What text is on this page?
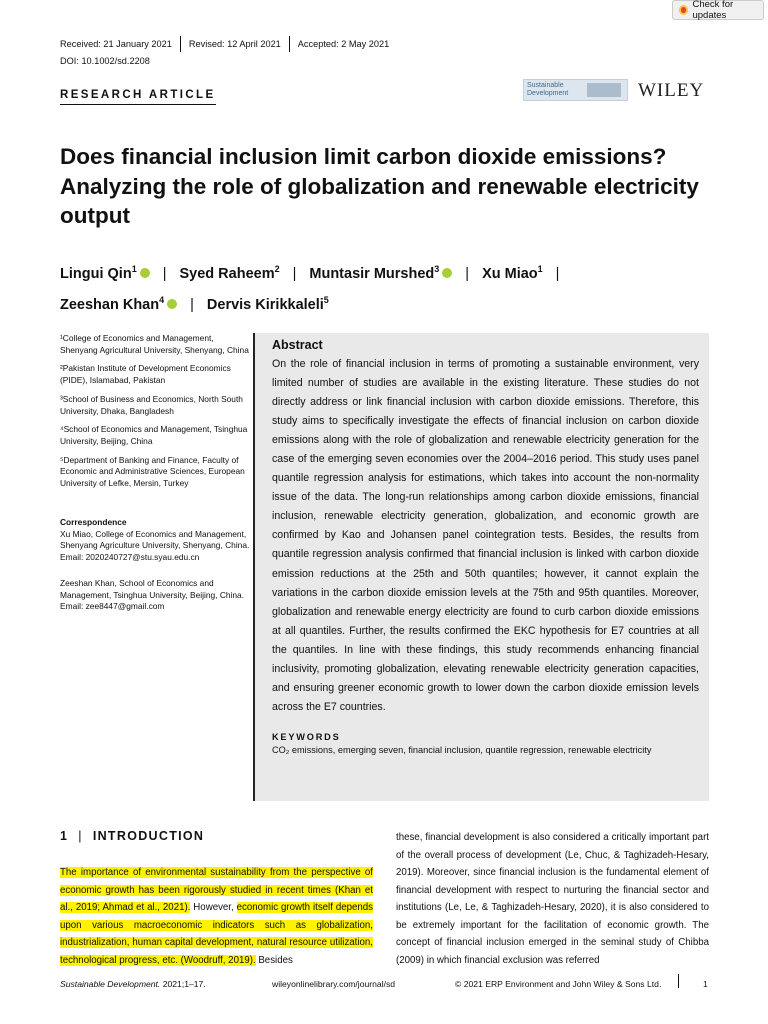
Check for updates
Received: 21 January 2021	Revised: 12 April 2021	Accepted: 2 May 2021
DOI: 10.1002/sd.2208
RESEARCH ARTICLE
Sustainable Development	WILEY
Does financial inclusion limit carbon dioxide emissions? Analyzing the role of globalization and renewable electricity output
Lingui Qin$^1$ | Syed Raheem$^2$ | Muntasir Murshed$^3$ | Xu Miao$^1$ |
Zeeshan Khan$^4$ | Dervis Kirikkaleli$^5$

¹College of Economics and Management, Shenyang Agricultural University, Shenyang, China

²Pakistan Institute of Development Economics (PIDE), Islamabad, Pakistan

³School of Business and Economics, North South University, Dhaka, Bangladesh

⁴School of Economics and Management, Tsinghua University, Beijing, China

⁵Department of Banking and Finance, Faculty of Economic and Administrative Sciences, European University of Lefke, Mersin, Turkey

Correspondence
Xu Miao, College of Economics and Management, Shenyang Agriculture University, Shenyang, China.
Email: 2020240727@stu.syau.edu.cn
Zeeshan Khan, School of Economics and Management, Tsinghua University, Beijing, China.
Email: zee8447@gmail.com
Abstract
On the role of financial inclusion in terms of promoting a sustainable environment, very limited number of studies are available in the existing literature. These studies do not directly address or link financial inclusion with carbon dioxide emissions. Therefore, this study aims to specifically investigate the effects of financial inclusion on carbon dioxide emissions along with the role of globalization and renewable electricity generation for the case of the emerging seven economies over the 2004–2016 period. This study uses panel quantile regression analysis for estimations, which takes into account the non-normality issue of the data. The long-run relationships among carbon dioxide emissions, financial inclusion, renewable electricity generation, globalization, and economic growth are confirmed by Kao and Johansen panel cointegration tests. Besides, the results from quantile regression analysis confirmed that financial inclusion is linked with carbon dioxide emission reductions at the 25th and 50th quantiles; however, it cannot explain the variations in the carbon dioxide emission levels at the 75th and 95th quantiles. Moreover, globalization and renewable energy electricity are found to curb carbon dioxide emissions at all quantiles. Further, the results confirmed the EKC hypothesis for E7 countries at all the quantiles. In line with these findings, this study recommends enhancing financial inclusivity, promoting globalization, elevating renewable electricity generation capacities, and ensuring greener economic growth to lower down the carbon dioxide emission levels across the E7 countries.
KEYWORDS
CO₂ emissions, emerging seven, financial inclusion, quantile regression, renewable electricity
1 | INTRODUCTION
The importance of environmental sustainability from the perspective of economic growth has been rigorously studied in recent times (Khan et al., 2019; Ahmad et al., 2021). However, economic growth itself depends upon various macroeconomic indicators such as globalization, industrialization, human capital development, natural resource utilization, technological progress, etc. (Woodruff, 2019). Besides
these, financial development is also considered a critically important part of the overall process of development (Le, Chuc, & Taghizadeh-Hesary, 2019). Moreover, since financial inclusion is the fundamental element of financial development with respect to nurturing the financial sector and institutions (Le, Le, & Taghizadeh-Hesary, 2020), it is also considered to be extremely important for the facilitation of economic growth. The concept of financial inclusion emerged in the seminal study of Chibba (2009) in which financial exclusion was referred
Sustainable Development. 2021;1–17.	wileyonlinelibrary.com/journal/sd	© 2021 ERP Environment and John Wiley & Sons Ltd.	1
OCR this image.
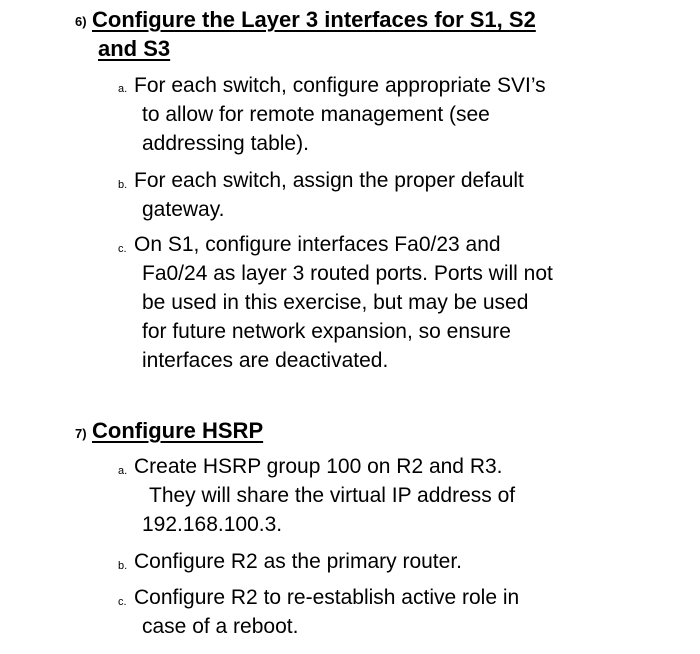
6) Configure the Layer 3 interfaces for S1, S2
and S3
a. For each switch, configure appropriate SVI’s
to allow for remote management (see
addressing table).
b. For each switch, assign the proper default
gateway.
c. On S1, configure interfaces Fa0/23 and
Fa0/24 as layer 3 routed ports. Ports will not
be used in this exercise, but may be used
for future network expansion, so ensure
interfaces are deactivated.
7) Configure HSRP
a. Create HSRP group 100 on R2 and R3.
They will share the virtual IP address of
192.168.100.3.
b. Configure R2 as the primary router.
c. Configure R2 to re-establish active role in
case of a reboot.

== WHAT NEEDS TO BE DONE ==
In the records above, find the line with "OCR this image." and copy from it through the last line exactly, without the pictures.

== TASK RESPONSE ==
OCR this image.
6) Configure the Layer 3 interfaces for S1, S2
and S3
a. For each switch, configure appropriate SVI’s
to allow for remote management (see
addressing table).
b. For each switch, assign the proper default
gateway.
c. On S1, configure interfaces Fa0/23 and
Fa0/24 as layer 3 routed ports. Ports will not
be used in this exercise, but may be used
for future network expansion, so ensure
interfaces are deactivated.
7) Configure HSRP
a. Create HSRP group 100 on R2 and R3.
They will share the virtual IP address of
192.168.100.3.
b. Configure R2 as the primary router.
c. Configure R2 to re-establish active role in
case of a reboot.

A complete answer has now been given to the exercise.